### GIVEN PROBLEM
Exactly as written, print each record in the listing.

>> begin ENTRIES SUPPLIED

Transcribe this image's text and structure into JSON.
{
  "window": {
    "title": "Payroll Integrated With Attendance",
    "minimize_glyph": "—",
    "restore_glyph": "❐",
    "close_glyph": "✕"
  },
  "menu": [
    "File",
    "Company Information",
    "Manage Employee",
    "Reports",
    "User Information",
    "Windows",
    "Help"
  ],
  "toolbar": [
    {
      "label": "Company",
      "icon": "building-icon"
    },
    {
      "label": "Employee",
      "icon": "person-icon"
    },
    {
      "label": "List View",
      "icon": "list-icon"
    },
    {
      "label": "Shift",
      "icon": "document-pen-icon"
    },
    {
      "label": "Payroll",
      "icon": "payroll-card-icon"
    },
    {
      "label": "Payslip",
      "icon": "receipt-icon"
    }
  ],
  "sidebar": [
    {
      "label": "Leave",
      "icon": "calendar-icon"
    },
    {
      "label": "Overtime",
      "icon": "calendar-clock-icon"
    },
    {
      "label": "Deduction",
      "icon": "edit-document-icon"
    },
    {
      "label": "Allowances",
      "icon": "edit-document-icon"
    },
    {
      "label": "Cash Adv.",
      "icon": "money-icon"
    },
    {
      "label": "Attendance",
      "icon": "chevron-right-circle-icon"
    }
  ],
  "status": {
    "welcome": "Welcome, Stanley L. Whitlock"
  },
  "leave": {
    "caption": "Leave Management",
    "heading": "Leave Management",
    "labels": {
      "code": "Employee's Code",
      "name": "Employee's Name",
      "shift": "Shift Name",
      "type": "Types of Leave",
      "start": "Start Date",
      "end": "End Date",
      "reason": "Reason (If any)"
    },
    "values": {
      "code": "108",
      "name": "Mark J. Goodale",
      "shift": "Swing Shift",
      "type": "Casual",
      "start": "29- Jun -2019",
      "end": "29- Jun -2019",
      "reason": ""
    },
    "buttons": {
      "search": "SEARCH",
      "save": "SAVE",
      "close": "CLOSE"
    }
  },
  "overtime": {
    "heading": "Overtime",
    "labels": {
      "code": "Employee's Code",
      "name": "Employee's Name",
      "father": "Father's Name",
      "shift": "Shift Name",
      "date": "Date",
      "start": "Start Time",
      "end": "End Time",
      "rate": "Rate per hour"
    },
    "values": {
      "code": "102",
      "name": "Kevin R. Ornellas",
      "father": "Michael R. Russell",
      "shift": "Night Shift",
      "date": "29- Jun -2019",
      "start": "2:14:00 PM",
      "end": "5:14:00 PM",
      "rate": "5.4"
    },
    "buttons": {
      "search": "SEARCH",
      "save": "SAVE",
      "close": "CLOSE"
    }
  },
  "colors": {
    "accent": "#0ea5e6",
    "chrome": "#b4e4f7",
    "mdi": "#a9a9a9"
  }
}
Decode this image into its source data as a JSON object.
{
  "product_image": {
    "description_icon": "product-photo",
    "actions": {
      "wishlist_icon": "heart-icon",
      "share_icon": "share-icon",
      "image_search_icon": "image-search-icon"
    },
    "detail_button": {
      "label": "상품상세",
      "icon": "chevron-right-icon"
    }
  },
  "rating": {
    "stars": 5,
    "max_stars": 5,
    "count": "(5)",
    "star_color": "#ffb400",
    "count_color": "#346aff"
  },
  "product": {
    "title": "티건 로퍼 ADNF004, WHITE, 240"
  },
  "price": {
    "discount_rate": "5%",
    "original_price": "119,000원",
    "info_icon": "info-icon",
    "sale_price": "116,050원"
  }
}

>> end ENTRIES SUPPLIED

### RESULT OF THIS TASK
Transcribe this image's text and structure into JSON.
{
  "window": {
    "title": "Payroll Integrated With Attendance",
    "minimize_glyph": "—",
    "restore_glyph": "❐",
    "close_glyph": "✕"
  },
  "menu": [
    "File",
    "Company Information",
    "Manage Employee",
    "Reports",
    "User Information",
    "Windows",
    "Help"
  ],
  "toolbar": [
    {
      "label": "Company",
      "icon": "building-icon"
    },
    {
      "label": "Employee",
      "icon": "person-icon"
    },
    {
      "label": "List View",
      "icon": "list-icon"
    },
    {
      "label": "Shift",
      "icon": "document-pen-icon"
    },
    {
      "label": "Payroll",
      "icon": "payroll-card-icon"
    },
    {
      "label": "Payslip",
      "icon": "receipt-icon"
    }
  ],
  "sidebar": [
    {
      "label": "Leave",
      "icon": "calendar-icon"
    },
    {
      "label": "Overtime",
      "icon": "calendar-clock-icon"
    },
    {
      "label": "Deduction",
      "icon": "edit-document-icon"
    },
    {
      "label": "Allowances",
      "icon": "edit-document-icon"
    },
    {
      "label": "Cash Adv.",
      "icon": "money-icon"
    },
    {
      "label": "Attendance",
      "icon": "chevron-right-circle-icon"
    }
  ],
  "status": {
    "welcome": "Welcome, Stanley L. Whitlock"
  },
  "leave": {
    "caption": "Leave Management",
    "heading": "Leave Management",
    "labels": {
      "code": "Employee's Code",
      "name": "Employee's Name",
      "shift": "Shift Name",
      "type": "Types of Leave",
      "start": "Start Date",
      "end": "End Date",
      "reason": "Reason (If any)"
    },
    "values": {
      "code": "108",
      "name": "Mark J. Goodale",
      "shift": "Swing Shift",
      "type": "Casual",
      "start": "29- Jun -2019",
      "end": "29- Jun -2019",
      "reason": ""
    },
    "buttons": {
      "search": "SEARCH",
      "save": "SAVE",
      "close": "CLOSE"
    }
  },
  "overtime": {
    "heading": "Overtime",
    "labels": {
      "code": "Employee's Code",
      "name": "Employee's Name",
      "father": "Father's Name",
      "shift": "Shift Name",
      "date": "Date",
      "start": "Start Time",
      "end": "End Time",
      "rate": "Rate per hour"
    },
    "values": {
      "code": "102",
      "name": "Kevin R. Ornellas",
      "father": "Michael R. Russell",
      "shift": "Night Shift",
      "date": "29- Jun -2019",
      "start": "2:14:00 PM",
      "end": "5:14:00 PM",
      "rate": "5.4"
    },
    "buttons": {
      "search": "SEARCH",
      "save": "SAVE",
      "close": "CLOSE"
    }
  },
  "colors": {
    "accent": "#0ea5e6",
    "chrome": "#b4e4f7",
    "mdi": "#a9a9a9"
  }
}
Decode this image into its source data as a JSON object.
{
  "product_image": {
    "description_icon": "product-photo",
    "actions": {
      "wishlist_icon": "heart-icon",
      "share_icon": "share-icon",
      "image_search_icon": "image-search-icon"
    },
    "detail_button": {
      "label": "상품상세",
      "icon": "chevron-right-icon"
    }
  },
  "rating": {
    "stars": 5,
    "max_stars": 5,
    "count": "(5)",
    "star_color": "#ffb400",
    "count_color": "#346aff"
  },
  "product": {
    "title": "티건 로퍼 ADNF004, WHITE, 240"
  },
  "price": {
    "discount_rate": "5%",
    "original_price": "119,000원",
    "info_icon": "info-icon",
    "sale_price": "116,050원"
  }
}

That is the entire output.